REQUIRED TASK =
Return each line of the data below exactly, omitting any pictures.

MATERIAL FOR THIS TASK =
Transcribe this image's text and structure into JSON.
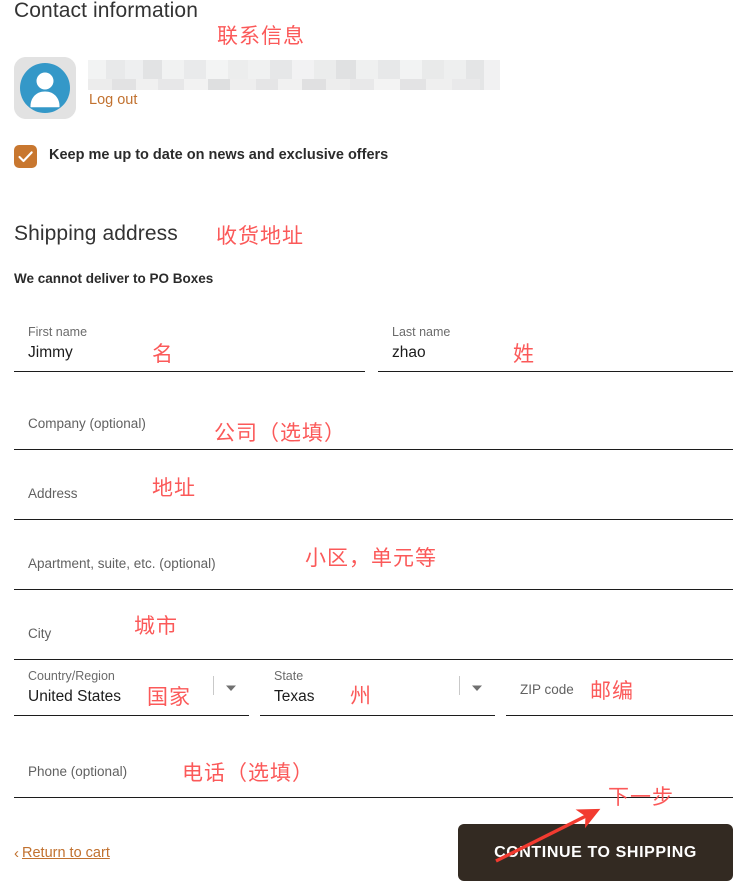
{
  "contact": {
    "title": "Contact information",
    "annotation": "联系信息",
    "logout_label": "Log out",
    "avatar_icon": "user-avatar-icon",
    "newsletter": {
      "checked": true,
      "label": "Keep me up to date on news and exclusive offers",
      "check_icon": "checkmark-icon"
    }
  },
  "shipping": {
    "title": "Shipping address",
    "annotation": "收货地址",
    "note": "We cannot deliver to PO Boxes",
    "fields": {
      "first_name": {
        "label": "First name",
        "value": "Jimmy",
        "annotation": "名"
      },
      "last_name": {
        "label": "Last name",
        "value": "zhao",
        "annotation": "姓"
      },
      "company": {
        "label": "Company (optional)",
        "value": "",
        "annotation": "公司（选填）"
      },
      "address": {
        "label": "Address",
        "value": "",
        "annotation": "地址"
      },
      "apartment": {
        "label": "Apartment, suite, etc. (optional)",
        "value": "",
        "annotation": "小区，单元等"
      },
      "city": {
        "label": "City",
        "value": "",
        "annotation": "城市"
      },
      "country": {
        "label": "Country/Region",
        "value": "United States",
        "annotation": "国家",
        "caret_icon": "chevron-down-icon"
      },
      "state": {
        "label": "State",
        "value": "Texas",
        "annotation": "州",
        "caret_icon": "chevron-down-icon"
      },
      "zip": {
        "label": "ZIP code",
        "value": "",
        "annotation": "邮编"
      },
      "phone": {
        "label": "Phone (optional)",
        "value": "",
        "annotation": "电话（选填）"
      }
    }
  },
  "footer": {
    "return_label": "Return to cart",
    "return_chevron_icon": "chevron-left-icon",
    "continue_label": "CONTINUE TO SHIPPING",
    "continue_annotation": "下一步",
    "arrow_icon": "red-arrow-icon"
  },
  "colors": {
    "accent_orange": "#c8772f",
    "link_orange": "#c1712f",
    "button_dark": "#332a22",
    "annotation_red": "#fb4b4b",
    "avatar_blue": "#3498c8",
    "field_underline": "#1c1c1c"
  }
}
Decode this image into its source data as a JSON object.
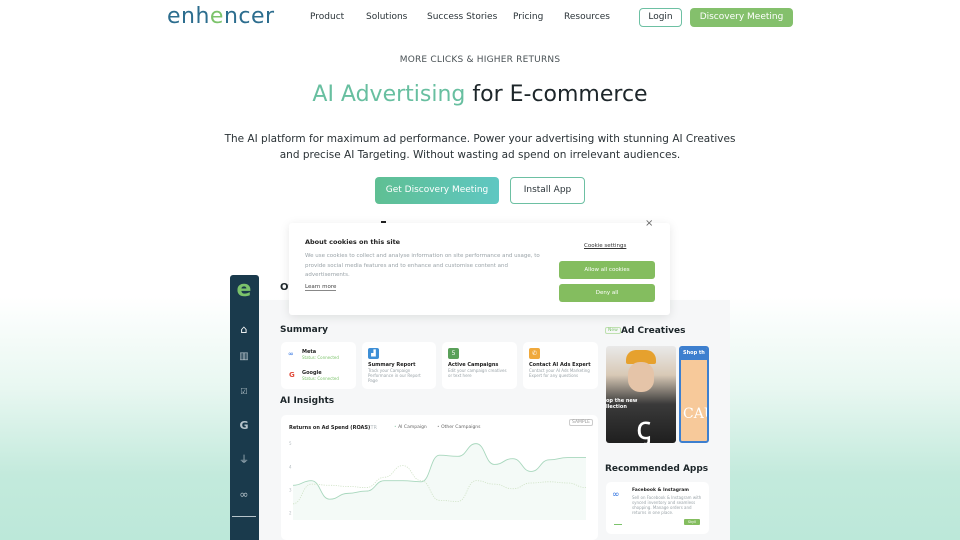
{
  "nav": {
    "logo": "enhancer",
    "links": [
      "Product",
      "Solutions",
      "Success Stories",
      "Pricing",
      "Resources"
    ],
    "login": "Login",
    "discovery": "Discovery Meeting"
  },
  "hero": {
    "eyebrow": "MORE CLICKS & HIGHER RETURNS",
    "headline_accent": "AI Advertising",
    "headline_rest": " for E-commerce",
    "sub_line1": "The AI platform for maximum ad performance. Power your advertising with stunning AI Creatives",
    "sub_line2": "and precise AI Targeting. Without wasting ad spend on irrelevant audiences.",
    "cta_primary": "Get Discovery Meeting",
    "cta_secondary": "Install App"
  },
  "colors": {
    "brand_green": "#84c06c",
    "brand_teal": "#68bfa0",
    "sidebar": "#1a3a4c",
    "logo_blue": "#2c6d8e"
  },
  "dashboard": {
    "heading": "Ov",
    "sidebar_icons": [
      "home-icon",
      "chart-icon",
      "checkbox-icon",
      "google-icon",
      "plug-icon",
      "infinity-icon"
    ],
    "summary_title": "Summary",
    "connections": [
      {
        "name": "Meta",
        "status": "Status: Connected"
      },
      {
        "name": "Google",
        "status": "Status: Connected"
      }
    ],
    "cards": [
      {
        "title": "Summary Report",
        "desc": "Track your Campaign Performance in our Report Page",
        "icon": "chart-icon",
        "color": "#3e8fd6"
      },
      {
        "title": "Active Campaigns",
        "desc": "Edit your campaign creatives or text here",
        "icon": "5",
        "color": "#5aa05a"
      },
      {
        "title": "Contact AI Ads Expert",
        "desc": "Contact your AI Ads Marketing Expert for any questions",
        "icon": "phone-icon",
        "color": "#f0a93c"
      }
    ],
    "insights_title": "AI Insights",
    "ad_creatives_badge": "New",
    "ad_creatives_title": "Ad Creatives",
    "creative_1_text": "op the new\nllection",
    "creative_2_text": "Shop th",
    "recommended_title": "Recommended Apps",
    "app": {
      "name": "Facebook & Instagram",
      "desc": "Sell on Facebook & Instagram with synced inventory and seamless shopping. Manage orders and returns in one place.",
      "button": "Skyll"
    }
  },
  "chart_data": {
    "type": "line",
    "title": "Returns on Ad Spend (ROAS)",
    "alt_tab": "CTR",
    "badge": "SAMPLE",
    "legend_position": "top",
    "yticks": [
      "5",
      "4",
      "3",
      "2"
    ],
    "ylim": [
      1.7,
      5.2
    ],
    "x": [
      0,
      1,
      2,
      3,
      4,
      5,
      6,
      7,
      8,
      9,
      10,
      11,
      12,
      13,
      14,
      15,
      16
    ],
    "series": [
      {
        "name": "AI Campaign",
        "style": "solid",
        "color": "#a8d7bd",
        "values": [
          3.2,
          3.4,
          2.6,
          2.85,
          2.95,
          3.4,
          3.4,
          3.35,
          4.5,
          4.45,
          5.0,
          4.1,
          4.35,
          3.8,
          4.3,
          4.4,
          4.4
        ]
      },
      {
        "name": "Other Campaigns",
        "style": "dashed",
        "color": "#cfe2c6",
        "values": [
          2.4,
          3.25,
          3.2,
          3.15,
          3.1,
          3.55,
          4.05,
          3.4,
          2.55,
          2.5,
          3.4,
          3.25,
          3.05,
          3.3,
          3.35,
          3.3,
          3.1
        ]
      }
    ]
  },
  "cookie": {
    "title": "About cookies on this site",
    "text": "We use cookies to collect and analyse information on site performance and usage, to provide social media features and to enhance and customise content and advertisements.",
    "learn_more": "Learn more",
    "settings": "Cookie settings",
    "allow": "Allow all cookies",
    "deny": "Deny all",
    "close": "×"
  }
}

RESPONSE TO THE EXERCISE =
Transcribe this image's text and structure into JSON.
{
  "contact": {
    "title": "Contact information",
    "annotation": "联系信息",
    "logout_label": "Log out",
    "avatar_icon": "user-avatar-icon",
    "newsletter": {
      "checked": true,
      "label": "Keep me up to date on news and exclusive offers",
      "check_icon": "checkmark-icon"
    }
  },
  "shipping": {
    "title": "Shipping address",
    "annotation": "收货地址",
    "note": "We cannot deliver to PO Boxes",
    "fields": {
      "first_name": {
        "label": "First name",
        "value": "Jimmy",
        "annotation": "名"
      },
      "last_name": {
        "label": "Last name",
        "value": "zhao",
        "annotation": "姓"
      },
      "company": {
        "label": "Company (optional)",
        "value": "",
        "annotation": "公司（选填）"
      },
      "address": {
        "label": "Address",
        "value": "",
        "annotation": "地址"
      },
      "apartment": {
        "label": "Apartment, suite, etc. (optional)",
        "value": "",
        "annotation": "小区，单元等"
      },
      "city": {
        "label": "City",
        "value": "",
        "annotation": "城市"
      },
      "country": {
        "label": "Country/Region",
        "value": "United States",
        "annotation": "国家",
        "caret_icon": "chevron-down-icon"
      },
      "state": {
        "label": "State",
        "value": "Texas",
        "annotation": "州",
        "caret_icon": "chevron-down-icon"
      },
      "zip": {
        "label": "ZIP code",
        "value": "",
        "annotation": "邮编"
      },
      "phone": {
        "label": "Phone (optional)",
        "value": "",
        "annotation": "电话（选填）"
      }
    }
  },
  "footer": {
    "return_label": "Return to cart",
    "return_chevron_icon": "chevron-left-icon",
    "continue_label": "CONTINUE TO SHIPPING",
    "continue_annotation": "下一步",
    "arrow_icon": "red-arrow-icon"
  },
  "colors": {
    "accent_orange": "#c8772f",
    "link_orange": "#c1712f",
    "button_dark": "#332a22",
    "annotation_red": "#fb4b4b",
    "avatar_blue": "#3498c8",
    "field_underline": "#1c1c1c"
  }
}
Decode this image into its source data as a JSON object.
{
  "nav": {
    "logo": "enhancer",
    "links": [
      "Product",
      "Solutions",
      "Success Stories",
      "Pricing",
      "Resources"
    ],
    "login": "Login",
    "discovery": "Discovery Meeting"
  },
  "hero": {
    "eyebrow": "MORE CLICKS & HIGHER RETURNS",
    "headline_accent": "AI Advertising",
    "headline_rest": " for E-commerce",
    "sub_line1": "The AI platform for maximum ad performance. Power your advertising with stunning AI Creatives",
    "sub_line2": "and precise AI Targeting. Without wasting ad spend on irrelevant audiences.",
    "cta_primary": "Get Discovery Meeting",
    "cta_secondary": "Install App"
  },
  "colors": {
    "brand_green": "#84c06c",
    "brand_teal": "#68bfa0",
    "sidebar": "#1a3a4c",
    "logo_blue": "#2c6d8e"
  },
  "dashboard": {
    "heading": "Ov",
    "sidebar_icons": [
      "home-icon",
      "chart-icon",
      "checkbox-icon",
      "google-icon",
      "plug-icon",
      "infinity-icon"
    ],
    "summary_title": "Summary",
    "connections": [
      {
        "name": "Meta",
        "status": "Status: Connected"
      },
      {
        "name": "Google",
        "status": "Status: Connected"
      }
    ],
    "cards": [
      {
        "title": "Summary Report",
        "desc": "Track your Campaign Performance in our Report Page",
        "icon": "chart-icon",
        "color": "#3e8fd6"
      },
      {
        "title": "Active Campaigns",
        "desc": "Edit your campaign creatives or text here",
        "icon": "5",
        "color": "#5aa05a"
      },
      {
        "title": "Contact AI Ads Expert",
        "desc": "Contact your AI Ads Marketing Expert for any questions",
        "icon": "phone-icon",
        "color": "#f0a93c"
      }
    ],
    "insights_title": "AI Insights",
    "ad_creatives_badge": "New",
    "ad_creatives_title": "Ad Creatives",
    "creative_1_text": "op the new\nllection",
    "creative_2_text": "Shop th",
    "recommended_title": "Recommended Apps",
    "app": {
      "name": "Facebook & Instagram",
      "desc": "Sell on Facebook & Instagram with synced inventory and seamless shopping. Manage orders and returns in one place.",
      "button": "Skyll"
    }
  },
  "chart_data": {
    "type": "line",
    "title": "Returns on Ad Spend (ROAS)",
    "alt_tab": "CTR",
    "badge": "SAMPLE",
    "legend_position": "top",
    "yticks": [
      "5",
      "4",
      "3",
      "2"
    ],
    "ylim": [
      1.7,
      5.2
    ],
    "x": [
      0,
      1,
      2,
      3,
      4,
      5,
      6,
      7,
      8,
      9,
      10,
      11,
      12,
      13,
      14,
      15,
      16
    ],
    "series": [
      {
        "name": "AI Campaign",
        "style": "solid",
        "color": "#a8d7bd",
        "values": [
          3.2,
          3.4,
          2.6,
          2.85,
          2.95,
          3.4,
          3.4,
          3.35,
          4.5,
          4.45,
          5.0,
          4.1,
          4.35,
          3.8,
          4.3,
          4.4,
          4.4
        ]
      },
      {
        "name": "Other Campaigns",
        "style": "dashed",
        "color": "#cfe2c6",
        "values": [
          2.4,
          3.25,
          3.2,
          3.15,
          3.1,
          3.55,
          4.05,
          3.4,
          2.55,
          2.5,
          3.4,
          3.25,
          3.05,
          3.3,
          3.35,
          3.3,
          3.1
        ]
      }
    ]
  },
  "cookie": {
    "title": "About cookies on this site",
    "text": "We use cookies to collect and analyse information on site performance and usage, to provide social media features and to enhance and customise content and advertisements.",
    "learn_more": "Learn more",
    "settings": "Cookie settings",
    "allow": "Allow all cookies",
    "deny": "Deny all",
    "close": "×"
  }
}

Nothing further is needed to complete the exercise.